Aim of the task: In the data that follows, count the lines in which the word "this" occurs, and report that figure alone.

[Start of Input]

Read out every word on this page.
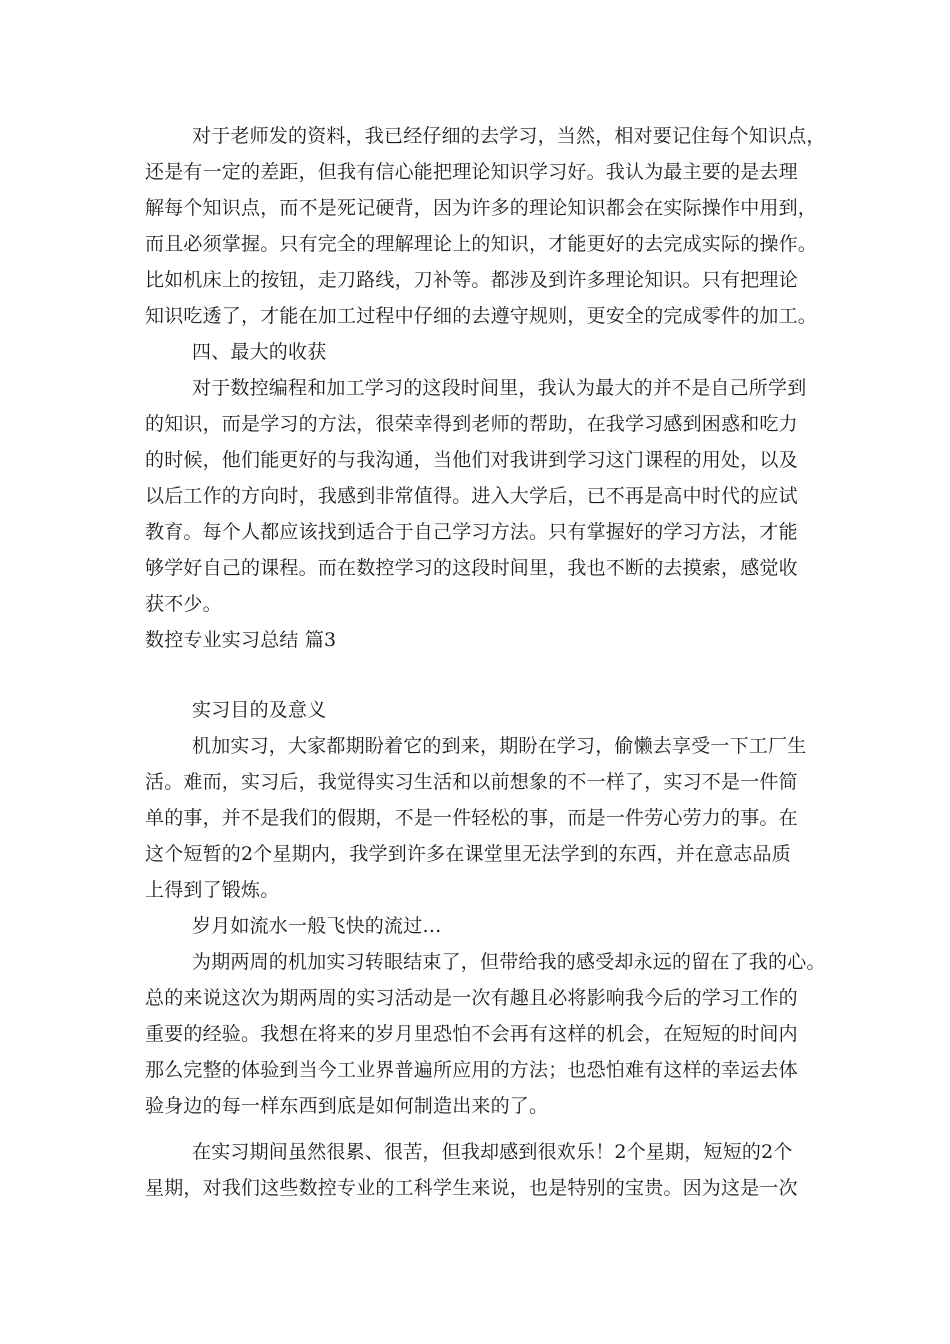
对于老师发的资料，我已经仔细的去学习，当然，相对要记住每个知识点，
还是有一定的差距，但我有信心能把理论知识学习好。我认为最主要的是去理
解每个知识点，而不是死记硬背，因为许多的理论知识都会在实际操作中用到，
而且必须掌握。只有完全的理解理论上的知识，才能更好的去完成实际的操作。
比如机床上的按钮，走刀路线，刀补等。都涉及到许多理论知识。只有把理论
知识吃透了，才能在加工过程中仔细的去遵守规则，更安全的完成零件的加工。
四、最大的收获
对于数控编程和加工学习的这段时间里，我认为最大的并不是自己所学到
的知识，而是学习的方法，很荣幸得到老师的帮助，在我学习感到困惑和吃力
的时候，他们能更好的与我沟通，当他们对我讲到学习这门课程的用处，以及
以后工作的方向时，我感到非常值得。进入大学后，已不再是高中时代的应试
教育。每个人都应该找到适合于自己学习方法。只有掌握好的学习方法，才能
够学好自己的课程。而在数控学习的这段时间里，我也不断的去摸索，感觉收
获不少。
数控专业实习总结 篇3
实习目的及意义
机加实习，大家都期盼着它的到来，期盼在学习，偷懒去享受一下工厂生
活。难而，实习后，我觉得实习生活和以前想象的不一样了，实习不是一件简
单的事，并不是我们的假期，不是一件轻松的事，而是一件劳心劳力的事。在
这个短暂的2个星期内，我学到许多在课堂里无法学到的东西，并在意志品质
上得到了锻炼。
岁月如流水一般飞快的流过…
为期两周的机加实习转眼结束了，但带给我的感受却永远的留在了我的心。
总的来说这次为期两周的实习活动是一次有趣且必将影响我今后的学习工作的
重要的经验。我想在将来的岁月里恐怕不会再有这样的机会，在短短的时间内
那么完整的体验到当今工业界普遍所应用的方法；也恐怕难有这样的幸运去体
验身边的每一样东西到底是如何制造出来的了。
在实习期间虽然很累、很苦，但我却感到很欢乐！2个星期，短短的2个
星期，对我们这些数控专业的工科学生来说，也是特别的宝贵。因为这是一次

[End of Input]
[Start of Input]

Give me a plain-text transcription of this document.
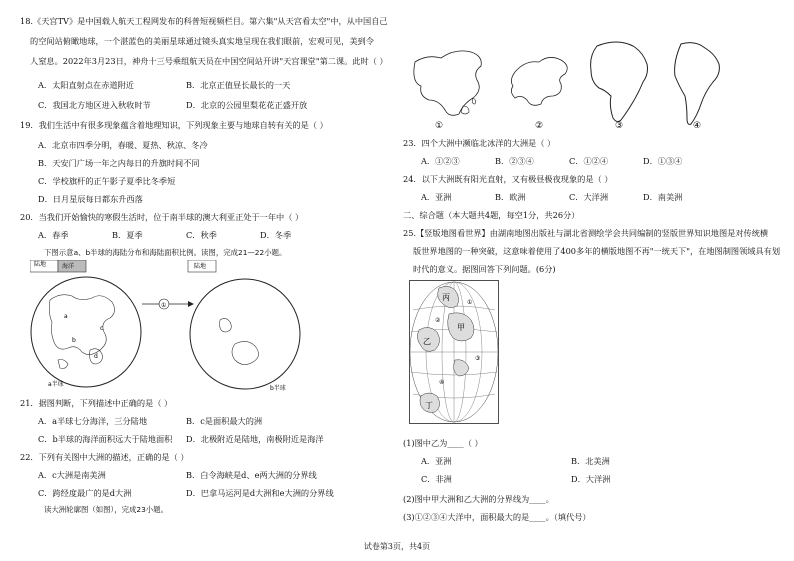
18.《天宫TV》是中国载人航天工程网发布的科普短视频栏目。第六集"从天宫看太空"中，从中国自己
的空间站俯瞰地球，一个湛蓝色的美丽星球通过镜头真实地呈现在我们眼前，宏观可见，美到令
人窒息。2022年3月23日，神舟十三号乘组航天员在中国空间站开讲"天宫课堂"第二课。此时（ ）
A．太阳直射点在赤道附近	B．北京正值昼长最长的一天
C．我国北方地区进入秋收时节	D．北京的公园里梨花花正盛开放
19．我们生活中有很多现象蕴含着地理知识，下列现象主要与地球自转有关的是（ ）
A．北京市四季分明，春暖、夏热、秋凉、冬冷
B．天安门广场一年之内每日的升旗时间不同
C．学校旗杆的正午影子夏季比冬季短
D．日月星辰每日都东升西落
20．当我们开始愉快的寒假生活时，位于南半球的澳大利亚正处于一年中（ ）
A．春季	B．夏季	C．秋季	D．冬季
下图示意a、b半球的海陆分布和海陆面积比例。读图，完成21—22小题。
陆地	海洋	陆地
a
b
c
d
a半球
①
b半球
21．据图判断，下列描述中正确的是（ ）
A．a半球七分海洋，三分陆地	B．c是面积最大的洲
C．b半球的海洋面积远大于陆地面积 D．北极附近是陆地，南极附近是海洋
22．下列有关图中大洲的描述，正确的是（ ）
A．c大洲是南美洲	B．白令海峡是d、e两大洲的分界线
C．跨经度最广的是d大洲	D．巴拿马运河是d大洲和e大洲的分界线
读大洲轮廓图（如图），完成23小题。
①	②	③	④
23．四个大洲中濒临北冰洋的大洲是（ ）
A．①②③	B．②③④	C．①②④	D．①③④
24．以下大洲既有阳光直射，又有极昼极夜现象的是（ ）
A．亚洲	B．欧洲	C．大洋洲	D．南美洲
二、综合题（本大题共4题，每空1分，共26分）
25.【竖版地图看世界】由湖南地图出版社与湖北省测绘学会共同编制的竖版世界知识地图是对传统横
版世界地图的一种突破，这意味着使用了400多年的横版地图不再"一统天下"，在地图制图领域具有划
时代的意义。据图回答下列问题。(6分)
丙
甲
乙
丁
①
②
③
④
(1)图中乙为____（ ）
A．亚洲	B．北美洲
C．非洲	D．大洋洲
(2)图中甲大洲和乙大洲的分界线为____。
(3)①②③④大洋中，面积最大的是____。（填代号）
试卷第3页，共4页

[End of Input]

Correct result: 2